Data shown
┄┄┄┄┄┄┄┄┄┄┄┄┄┄┄┄┄┄┄┄
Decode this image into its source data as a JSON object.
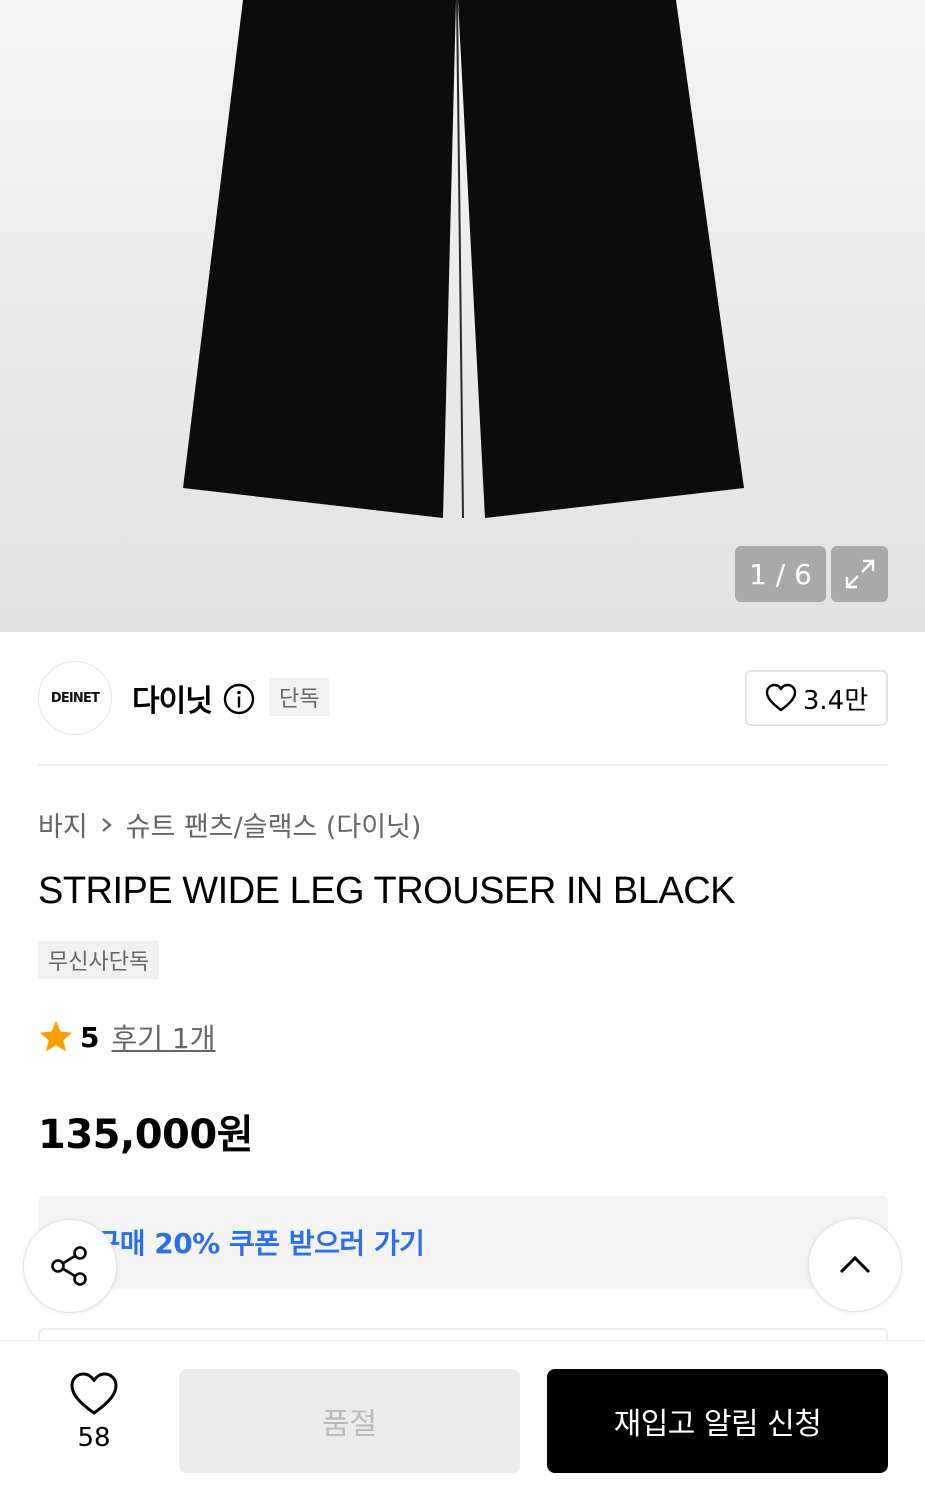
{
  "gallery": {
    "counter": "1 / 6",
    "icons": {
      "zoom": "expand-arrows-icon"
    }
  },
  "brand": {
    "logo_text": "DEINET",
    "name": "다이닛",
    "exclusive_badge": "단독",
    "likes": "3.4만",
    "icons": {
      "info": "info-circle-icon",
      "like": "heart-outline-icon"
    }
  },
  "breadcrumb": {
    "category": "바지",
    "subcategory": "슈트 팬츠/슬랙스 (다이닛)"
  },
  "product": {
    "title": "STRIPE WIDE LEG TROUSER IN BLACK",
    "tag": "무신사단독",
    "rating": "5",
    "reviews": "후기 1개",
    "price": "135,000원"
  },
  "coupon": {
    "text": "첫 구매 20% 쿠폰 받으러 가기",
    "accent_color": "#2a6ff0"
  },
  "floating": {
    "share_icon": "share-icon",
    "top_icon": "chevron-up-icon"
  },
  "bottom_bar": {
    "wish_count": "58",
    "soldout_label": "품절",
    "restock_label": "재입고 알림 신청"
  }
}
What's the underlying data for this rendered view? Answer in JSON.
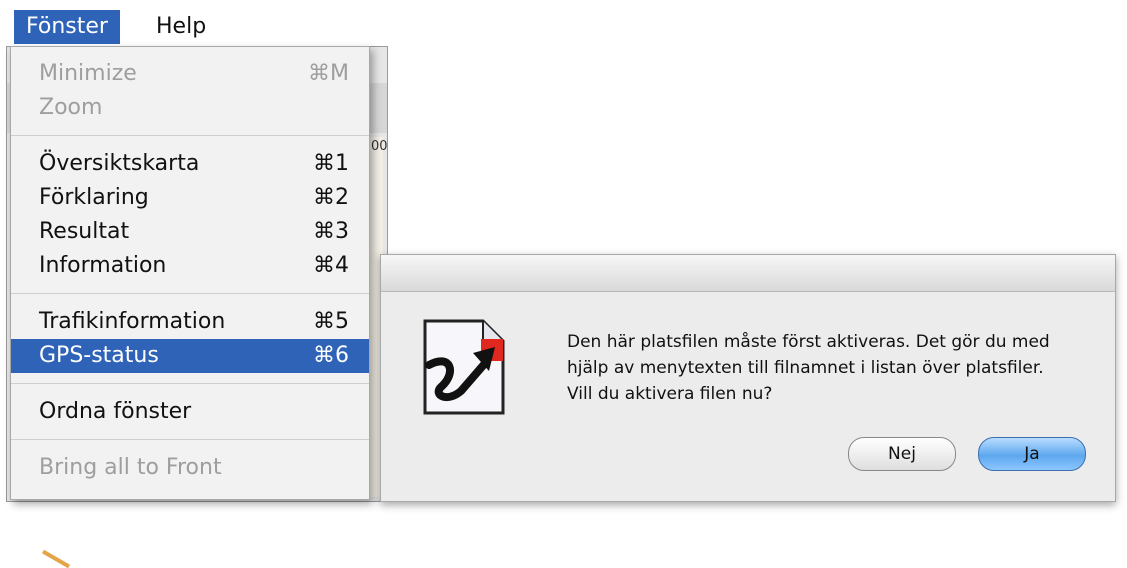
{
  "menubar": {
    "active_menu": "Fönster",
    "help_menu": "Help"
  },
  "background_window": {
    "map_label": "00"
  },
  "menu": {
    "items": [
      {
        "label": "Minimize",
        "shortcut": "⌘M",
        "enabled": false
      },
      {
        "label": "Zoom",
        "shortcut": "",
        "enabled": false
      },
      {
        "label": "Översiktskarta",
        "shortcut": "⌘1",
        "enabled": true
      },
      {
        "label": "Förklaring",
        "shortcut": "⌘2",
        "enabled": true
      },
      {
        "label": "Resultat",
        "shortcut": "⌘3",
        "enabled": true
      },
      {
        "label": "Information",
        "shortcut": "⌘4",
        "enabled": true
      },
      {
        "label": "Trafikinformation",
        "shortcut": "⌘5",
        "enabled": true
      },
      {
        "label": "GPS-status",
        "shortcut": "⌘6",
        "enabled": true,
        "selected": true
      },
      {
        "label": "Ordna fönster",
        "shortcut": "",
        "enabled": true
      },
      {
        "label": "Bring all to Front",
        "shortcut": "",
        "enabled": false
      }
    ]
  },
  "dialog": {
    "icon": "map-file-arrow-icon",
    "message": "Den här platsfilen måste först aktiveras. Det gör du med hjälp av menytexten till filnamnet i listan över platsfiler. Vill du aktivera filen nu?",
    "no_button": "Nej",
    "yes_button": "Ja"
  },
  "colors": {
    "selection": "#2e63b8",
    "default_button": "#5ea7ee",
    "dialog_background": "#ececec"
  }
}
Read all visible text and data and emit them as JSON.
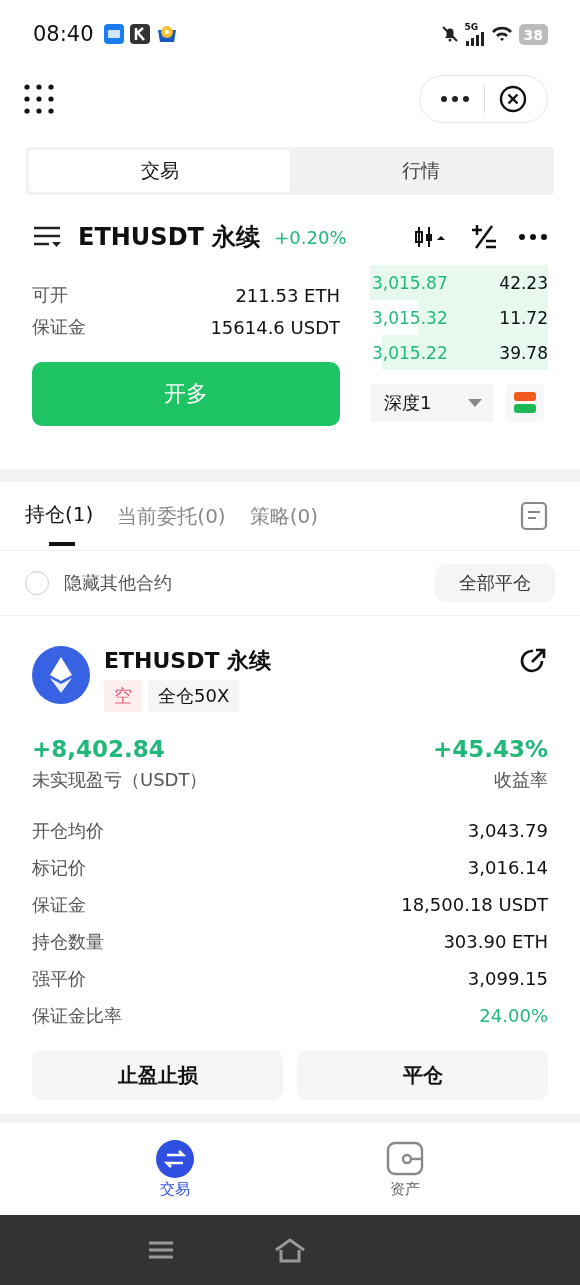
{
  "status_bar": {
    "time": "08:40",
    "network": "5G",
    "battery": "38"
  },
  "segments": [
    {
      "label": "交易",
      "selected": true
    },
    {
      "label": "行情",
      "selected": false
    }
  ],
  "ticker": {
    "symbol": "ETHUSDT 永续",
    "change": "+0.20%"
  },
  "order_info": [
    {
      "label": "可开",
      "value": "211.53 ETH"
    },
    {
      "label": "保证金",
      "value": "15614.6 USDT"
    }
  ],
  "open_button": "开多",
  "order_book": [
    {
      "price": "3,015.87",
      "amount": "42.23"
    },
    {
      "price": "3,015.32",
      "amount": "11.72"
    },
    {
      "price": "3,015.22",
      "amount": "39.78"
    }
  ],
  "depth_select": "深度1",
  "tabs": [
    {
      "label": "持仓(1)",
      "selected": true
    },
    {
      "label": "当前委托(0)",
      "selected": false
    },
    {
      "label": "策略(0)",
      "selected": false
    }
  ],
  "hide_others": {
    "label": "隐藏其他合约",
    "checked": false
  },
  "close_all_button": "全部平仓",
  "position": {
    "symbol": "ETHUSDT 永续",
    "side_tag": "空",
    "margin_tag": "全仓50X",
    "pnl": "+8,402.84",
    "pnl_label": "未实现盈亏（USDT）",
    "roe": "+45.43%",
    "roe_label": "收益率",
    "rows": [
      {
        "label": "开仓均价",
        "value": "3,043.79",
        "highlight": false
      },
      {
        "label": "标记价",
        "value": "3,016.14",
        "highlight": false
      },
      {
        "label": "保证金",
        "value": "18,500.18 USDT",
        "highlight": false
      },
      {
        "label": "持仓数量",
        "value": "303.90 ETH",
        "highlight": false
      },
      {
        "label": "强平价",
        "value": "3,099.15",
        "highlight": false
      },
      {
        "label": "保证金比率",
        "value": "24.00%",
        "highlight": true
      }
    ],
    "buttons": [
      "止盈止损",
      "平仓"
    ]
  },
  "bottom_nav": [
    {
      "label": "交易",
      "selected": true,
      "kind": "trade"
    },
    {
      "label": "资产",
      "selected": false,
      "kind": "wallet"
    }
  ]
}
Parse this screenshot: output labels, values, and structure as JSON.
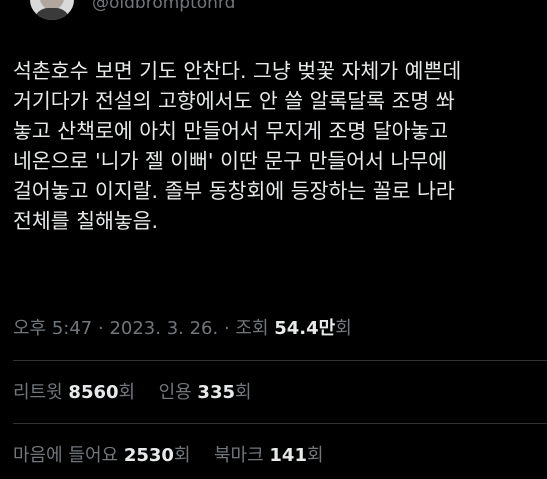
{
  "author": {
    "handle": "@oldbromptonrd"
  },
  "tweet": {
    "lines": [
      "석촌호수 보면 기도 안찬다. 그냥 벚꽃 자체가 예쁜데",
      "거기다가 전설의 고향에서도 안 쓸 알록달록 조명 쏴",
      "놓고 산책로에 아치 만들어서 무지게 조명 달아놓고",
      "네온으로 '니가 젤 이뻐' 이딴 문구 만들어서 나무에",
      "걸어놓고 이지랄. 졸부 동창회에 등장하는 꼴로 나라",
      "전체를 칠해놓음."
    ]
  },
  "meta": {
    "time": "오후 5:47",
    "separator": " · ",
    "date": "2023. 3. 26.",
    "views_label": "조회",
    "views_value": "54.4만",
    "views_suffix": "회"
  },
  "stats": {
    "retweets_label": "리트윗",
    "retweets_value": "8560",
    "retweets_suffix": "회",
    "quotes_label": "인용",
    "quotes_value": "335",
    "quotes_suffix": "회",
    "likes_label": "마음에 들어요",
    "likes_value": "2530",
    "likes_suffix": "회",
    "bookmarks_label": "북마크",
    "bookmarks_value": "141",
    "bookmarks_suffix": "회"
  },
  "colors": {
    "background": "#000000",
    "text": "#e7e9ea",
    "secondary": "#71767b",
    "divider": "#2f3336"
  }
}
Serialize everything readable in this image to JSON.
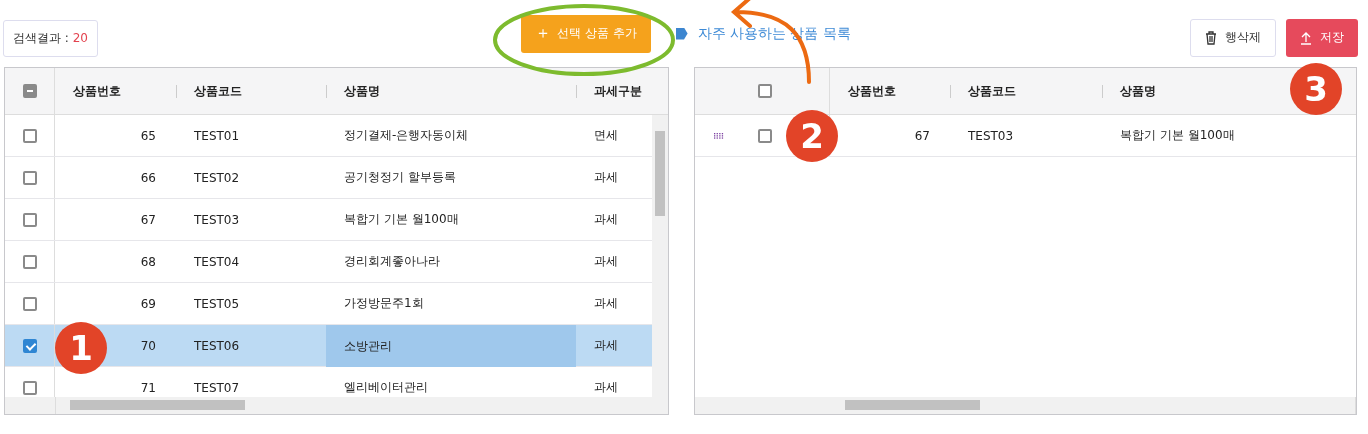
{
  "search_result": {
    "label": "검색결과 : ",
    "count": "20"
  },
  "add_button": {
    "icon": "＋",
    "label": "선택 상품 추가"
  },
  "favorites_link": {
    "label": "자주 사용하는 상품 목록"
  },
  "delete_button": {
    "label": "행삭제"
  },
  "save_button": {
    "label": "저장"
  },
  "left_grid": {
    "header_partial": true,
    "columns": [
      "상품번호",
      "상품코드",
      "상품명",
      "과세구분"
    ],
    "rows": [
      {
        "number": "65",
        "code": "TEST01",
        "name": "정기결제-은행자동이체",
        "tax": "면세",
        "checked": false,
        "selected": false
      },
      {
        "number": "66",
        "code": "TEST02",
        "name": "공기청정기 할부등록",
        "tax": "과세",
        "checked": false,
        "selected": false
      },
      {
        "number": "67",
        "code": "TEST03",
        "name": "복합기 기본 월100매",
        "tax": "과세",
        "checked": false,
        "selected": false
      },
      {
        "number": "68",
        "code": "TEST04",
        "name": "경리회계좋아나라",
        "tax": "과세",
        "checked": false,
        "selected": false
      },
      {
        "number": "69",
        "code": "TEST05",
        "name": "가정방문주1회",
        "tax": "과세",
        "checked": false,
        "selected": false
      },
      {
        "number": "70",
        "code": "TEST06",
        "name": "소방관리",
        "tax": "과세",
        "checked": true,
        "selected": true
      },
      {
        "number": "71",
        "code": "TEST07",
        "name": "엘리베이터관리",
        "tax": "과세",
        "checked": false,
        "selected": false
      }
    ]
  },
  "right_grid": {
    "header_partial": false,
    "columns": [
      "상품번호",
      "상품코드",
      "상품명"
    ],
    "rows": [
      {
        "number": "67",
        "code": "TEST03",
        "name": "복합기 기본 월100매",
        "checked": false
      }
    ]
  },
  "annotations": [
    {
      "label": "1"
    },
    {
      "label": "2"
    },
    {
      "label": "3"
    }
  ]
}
┄┄┄┄┄┄┄┄┄┄┄┄┄┄┄┄┄┄┄┄
Task
Take every line containing the word "shortcut" and copy it.

Right answer
        "shortcut": "⌘M",
        "shortcut": "",
        "shortcut": "⌘1",
        "shortcut": "⌘2",
        "shortcut": "⌘3",
        "shortcut": "⌘4",
        "shortcut": "⌘5",
        "shortcut": "⌘6",
        "shortcut": "",
        "shortcut": "",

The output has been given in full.